Goal: Every entry below should be repeated exactly; the pictures should not.

* START Data for processing *

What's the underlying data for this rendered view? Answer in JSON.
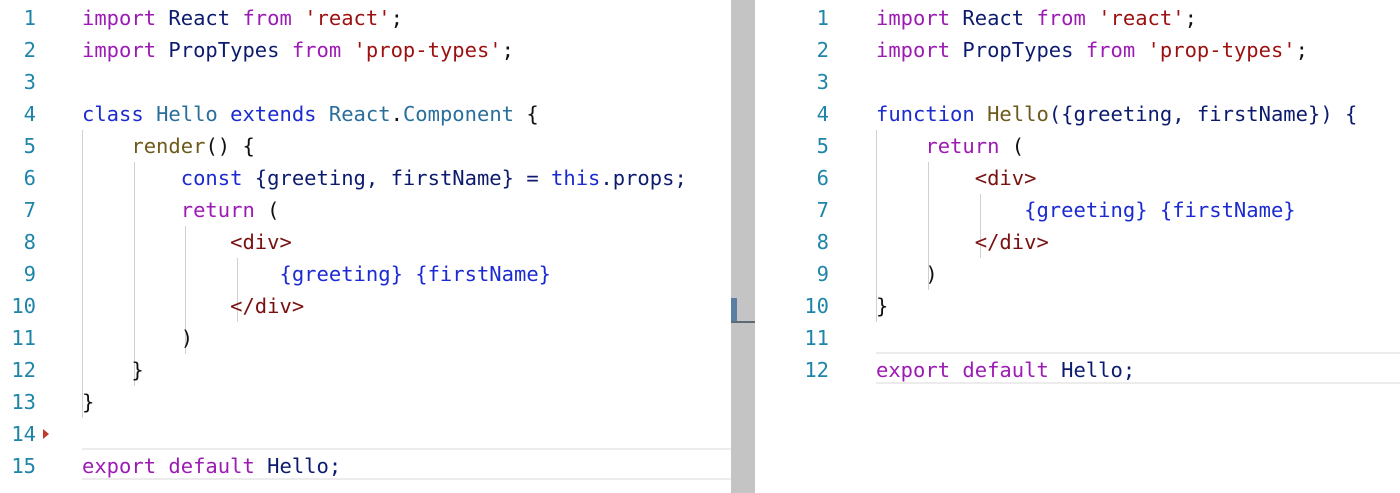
{
  "editor": {
    "left": {
      "lines": [
        {
          "n": "1",
          "tokens": [
            {
              "t": "import",
              "c": "kw"
            },
            {
              "t": " React ",
              "c": "cls"
            },
            {
              "t": "from",
              "c": "kw"
            },
            {
              "t": " ",
              "c": "plain"
            },
            {
              "t": "'react'",
              "c": "str"
            },
            {
              "t": ";",
              "c": "plain"
            }
          ]
        },
        {
          "n": "2",
          "tokens": [
            {
              "t": "import",
              "c": "kw"
            },
            {
              "t": " PropTypes ",
              "c": "cls"
            },
            {
              "t": "from",
              "c": "kw"
            },
            {
              "t": " ",
              "c": "plain"
            },
            {
              "t": "'prop-types'",
              "c": "str"
            },
            {
              "t": ";",
              "c": "plain"
            }
          ]
        },
        {
          "n": "3",
          "tokens": []
        },
        {
          "n": "4",
          "tokens": [
            {
              "t": "class",
              "c": "decl"
            },
            {
              "t": " ",
              "c": "plain"
            },
            {
              "t": "Hello",
              "c": "def"
            },
            {
              "t": " ",
              "c": "plain"
            },
            {
              "t": "extends",
              "c": "decl"
            },
            {
              "t": " ",
              "c": "plain"
            },
            {
              "t": "React",
              "c": "def"
            },
            {
              "t": ".",
              "c": "plain"
            },
            {
              "t": "Component",
              "c": "def"
            },
            {
              "t": " {",
              "c": "plain"
            }
          ]
        },
        {
          "n": "5",
          "tokens": [
            {
              "t": "    ",
              "c": "plain"
            },
            {
              "t": "render",
              "c": "fn"
            },
            {
              "t": "() {",
              "c": "plain"
            }
          ]
        },
        {
          "n": "6",
          "tokens": [
            {
              "t": "        ",
              "c": "plain"
            },
            {
              "t": "const",
              "c": "decl"
            },
            {
              "t": " {greeting, firstName} = ",
              "c": "cls"
            },
            {
              "t": "this",
              "c": "decl"
            },
            {
              "t": ".props;",
              "c": "cls"
            }
          ]
        },
        {
          "n": "7",
          "tokens": [
            {
              "t": "        ",
              "c": "plain"
            },
            {
              "t": "return",
              "c": "kw"
            },
            {
              "t": " (",
              "c": "plain"
            }
          ]
        },
        {
          "n": "8",
          "tokens": [
            {
              "t": "            ",
              "c": "plain"
            },
            {
              "t": "<div>",
              "c": "jsx"
            }
          ]
        },
        {
          "n": "9",
          "tokens": [
            {
              "t": "                ",
              "c": "plain"
            },
            {
              "t": "{greeting}",
              "c": "expr"
            },
            {
              "t": " ",
              "c": "plain"
            },
            {
              "t": "{firstName}",
              "c": "expr"
            }
          ]
        },
        {
          "n": "10",
          "tokens": [
            {
              "t": "            ",
              "c": "plain"
            },
            {
              "t": "</div>",
              "c": "jsx"
            }
          ]
        },
        {
          "n": "11",
          "tokens": [
            {
              "t": "        )",
              "c": "plain"
            }
          ]
        },
        {
          "n": "12",
          "tokens": [
            {
              "t": "    }",
              "c": "plain"
            }
          ]
        },
        {
          "n": "13",
          "tokens": [
            {
              "t": "}",
              "c": "plain"
            }
          ]
        },
        {
          "n": "14",
          "tokens": []
        },
        {
          "n": "15",
          "tokens": [
            {
              "t": "export",
              "c": "kw"
            },
            {
              "t": " ",
              "c": "plain"
            },
            {
              "t": "default",
              "c": "kw"
            },
            {
              "t": " Hello;",
              "c": "cls"
            }
          ]
        }
      ]
    },
    "right": {
      "lines": [
        {
          "n": "1",
          "tokens": [
            {
              "t": "import",
              "c": "kw"
            },
            {
              "t": " React ",
              "c": "cls"
            },
            {
              "t": "from",
              "c": "kw"
            },
            {
              "t": " ",
              "c": "plain"
            },
            {
              "t": "'react'",
              "c": "str"
            },
            {
              "t": ";",
              "c": "plain"
            }
          ]
        },
        {
          "n": "2",
          "tokens": [
            {
              "t": "import",
              "c": "kw"
            },
            {
              "t": " PropTypes ",
              "c": "cls"
            },
            {
              "t": "from",
              "c": "kw"
            },
            {
              "t": " ",
              "c": "plain"
            },
            {
              "t": "'prop-types'",
              "c": "str"
            },
            {
              "t": ";",
              "c": "plain"
            }
          ]
        },
        {
          "n": "3",
          "tokens": []
        },
        {
          "n": "4",
          "tokens": [
            {
              "t": "function",
              "c": "decl"
            },
            {
              "t": " ",
              "c": "plain"
            },
            {
              "t": "Hello",
              "c": "fn"
            },
            {
              "t": "({greeting, firstName}) {",
              "c": "cls"
            }
          ]
        },
        {
          "n": "5",
          "tokens": [
            {
              "t": "    ",
              "c": "plain"
            },
            {
              "t": "return",
              "c": "kw"
            },
            {
              "t": " (",
              "c": "plain"
            }
          ]
        },
        {
          "n": "6",
          "tokens": [
            {
              "t": "        ",
              "c": "plain"
            },
            {
              "t": "<div>",
              "c": "jsx"
            }
          ]
        },
        {
          "n": "7",
          "tokens": [
            {
              "t": "            ",
              "c": "plain"
            },
            {
              "t": "{greeting}",
              "c": "expr"
            },
            {
              "t": " ",
              "c": "plain"
            },
            {
              "t": "{firstName}",
              "c": "expr"
            }
          ]
        },
        {
          "n": "8",
          "tokens": [
            {
              "t": "        ",
              "c": "plain"
            },
            {
              "t": "</div>",
              "c": "jsx"
            }
          ]
        },
        {
          "n": "9",
          "tokens": [
            {
              "t": "    )",
              "c": "plain"
            }
          ]
        },
        {
          "n": "10",
          "tokens": [
            {
              "t": "}",
              "c": "plain"
            }
          ]
        },
        {
          "n": "11",
          "tokens": []
        },
        {
          "n": "12",
          "tokens": [
            {
              "t": "export",
              "c": "kw"
            },
            {
              "t": " ",
              "c": "plain"
            },
            {
              "t": "default",
              "c": "kw"
            },
            {
              "t": " Hello;",
              "c": "cls"
            }
          ]
        }
      ]
    }
  }
}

* END Data for processing *

Task output:
What's the underlying data for this rendered view? Answer in JSON.
{
  "editor": {
    "left": {
      "lines": [
        {
          "n": "1",
          "tokens": [
            {
              "t": "import",
              "c": "kw"
            },
            {
              "t": " React ",
              "c": "cls"
            },
            {
              "t": "from",
              "c": "kw"
            },
            {
              "t": " ",
              "c": "plain"
            },
            {
              "t": "'react'",
              "c": "str"
            },
            {
              "t": ";",
              "c": "plain"
            }
          ]
        },
        {
          "n": "2",
          "tokens": [
            {
              "t": "import",
              "c": "kw"
            },
            {
              "t": " PropTypes ",
              "c": "cls"
            },
            {
              "t": "from",
              "c": "kw"
            },
            {
              "t": " ",
              "c": "plain"
            },
            {
              "t": "'prop-types'",
              "c": "str"
            },
            {
              "t": ";",
              "c": "plain"
            }
          ]
        },
        {
          "n": "3",
          "tokens": []
        },
        {
          "n": "4",
          "tokens": [
            {
              "t": "class",
              "c": "decl"
            },
            {
              "t": " ",
              "c": "plain"
            },
            {
              "t": "Hello",
              "c": "def"
            },
            {
              "t": " ",
              "c": "plain"
            },
            {
              "t": "extends",
              "c": "decl"
            },
            {
              "t": " ",
              "c": "plain"
            },
            {
              "t": "React",
              "c": "def"
            },
            {
              "t": ".",
              "c": "plain"
            },
            {
              "t": "Component",
              "c": "def"
            },
            {
              "t": " {",
              "c": "plain"
            }
          ]
        },
        {
          "n": "5",
          "tokens": [
            {
              "t": "    ",
              "c": "plain"
            },
            {
              "t": "render",
              "c": "fn"
            },
            {
              "t": "() {",
              "c": "plain"
            }
          ]
        },
        {
          "n": "6",
          "tokens": [
            {
              "t": "        ",
              "c": "plain"
            },
            {
              "t": "const",
              "c": "decl"
            },
            {
              "t": " {greeting, firstName} = ",
              "c": "cls"
            },
            {
              "t": "this",
              "c": "decl"
            },
            {
              "t": ".props;",
              "c": "cls"
            }
          ]
        },
        {
          "n": "7",
          "tokens": [
            {
              "t": "        ",
              "c": "plain"
            },
            {
              "t": "return",
              "c": "kw"
            },
            {
              "t": " (",
              "c": "plain"
            }
          ]
        },
        {
          "n": "8",
          "tokens": [
            {
              "t": "            ",
              "c": "plain"
            },
            {
              "t": "<div>",
              "c": "jsx"
            }
          ]
        },
        {
          "n": "9",
          "tokens": [
            {
              "t": "                ",
              "c": "plain"
            },
            {
              "t": "{greeting}",
              "c": "expr"
            },
            {
              "t": " ",
              "c": "plain"
            },
            {
              "t": "{firstName}",
              "c": "expr"
            }
          ]
        },
        {
          "n": "10",
          "tokens": [
            {
              "t": "            ",
              "c": "plain"
            },
            {
              "t": "</div>",
              "c": "jsx"
            }
          ]
        },
        {
          "n": "11",
          "tokens": [
            {
              "t": "        )",
              "c": "plain"
            }
          ]
        },
        {
          "n": "12",
          "tokens": [
            {
              "t": "    }",
              "c": "plain"
            }
          ]
        },
        {
          "n": "13",
          "tokens": [
            {
              "t": "}",
              "c": "plain"
            }
          ]
        },
        {
          "n": "14",
          "tokens": []
        },
        {
          "n": "15",
          "tokens": [
            {
              "t": "export",
              "c": "kw"
            },
            {
              "t": " ",
              "c": "plain"
            },
            {
              "t": "default",
              "c": "kw"
            },
            {
              "t": " Hello;",
              "c": "cls"
            }
          ]
        }
      ]
    },
    "right": {
      "lines": [
        {
          "n": "1",
          "tokens": [
            {
              "t": "import",
              "c": "kw"
            },
            {
              "t": " React ",
              "c": "cls"
            },
            {
              "t": "from",
              "c": "kw"
            },
            {
              "t": " ",
              "c": "plain"
            },
            {
              "t": "'react'",
              "c": "str"
            },
            {
              "t": ";",
              "c": "plain"
            }
          ]
        },
        {
          "n": "2",
          "tokens": [
            {
              "t": "import",
              "c": "kw"
            },
            {
              "t": " PropTypes ",
              "c": "cls"
            },
            {
              "t": "from",
              "c": "kw"
            },
            {
              "t": " ",
              "c": "plain"
            },
            {
              "t": "'prop-types'",
              "c": "str"
            },
            {
              "t": ";",
              "c": "plain"
            }
          ]
        },
        {
          "n": "3",
          "tokens": []
        },
        {
          "n": "4",
          "tokens": [
            {
              "t": "function",
              "c": "decl"
            },
            {
              "t": " ",
              "c": "plain"
            },
            {
              "t": "Hello",
              "c": "fn"
            },
            {
              "t": "({greeting, firstName}) {",
              "c": "cls"
            }
          ]
        },
        {
          "n": "5",
          "tokens": [
            {
              "t": "    ",
              "c": "plain"
            },
            {
              "t": "return",
              "c": "kw"
            },
            {
              "t": " (",
              "c": "plain"
            }
          ]
        },
        {
          "n": "6",
          "tokens": [
            {
              "t": "        ",
              "c": "plain"
            },
            {
              "t": "<div>",
              "c": "jsx"
            }
          ]
        },
        {
          "n": "7",
          "tokens": [
            {
              "t": "            ",
              "c": "plain"
            },
            {
              "t": "{greeting}",
              "c": "expr"
            },
            {
              "t": " ",
              "c": "plain"
            },
            {
              "t": "{firstName}",
              "c": "expr"
            }
          ]
        },
        {
          "n": "8",
          "tokens": [
            {
              "t": "        ",
              "c": "plain"
            },
            {
              "t": "</div>",
              "c": "jsx"
            }
          ]
        },
        {
          "n": "9",
          "tokens": [
            {
              "t": "    )",
              "c": "plain"
            }
          ]
        },
        {
          "n": "10",
          "tokens": [
            {
              "t": "}",
              "c": "plain"
            }
          ]
        },
        {
          "n": "11",
          "tokens": []
        },
        {
          "n": "12",
          "tokens": [
            {
              "t": "export",
              "c": "kw"
            },
            {
              "t": " ",
              "c": "plain"
            },
            {
              "t": "default",
              "c": "kw"
            },
            {
              "t": " Hello;",
              "c": "cls"
            }
          ]
        }
      ]
    }
  }
}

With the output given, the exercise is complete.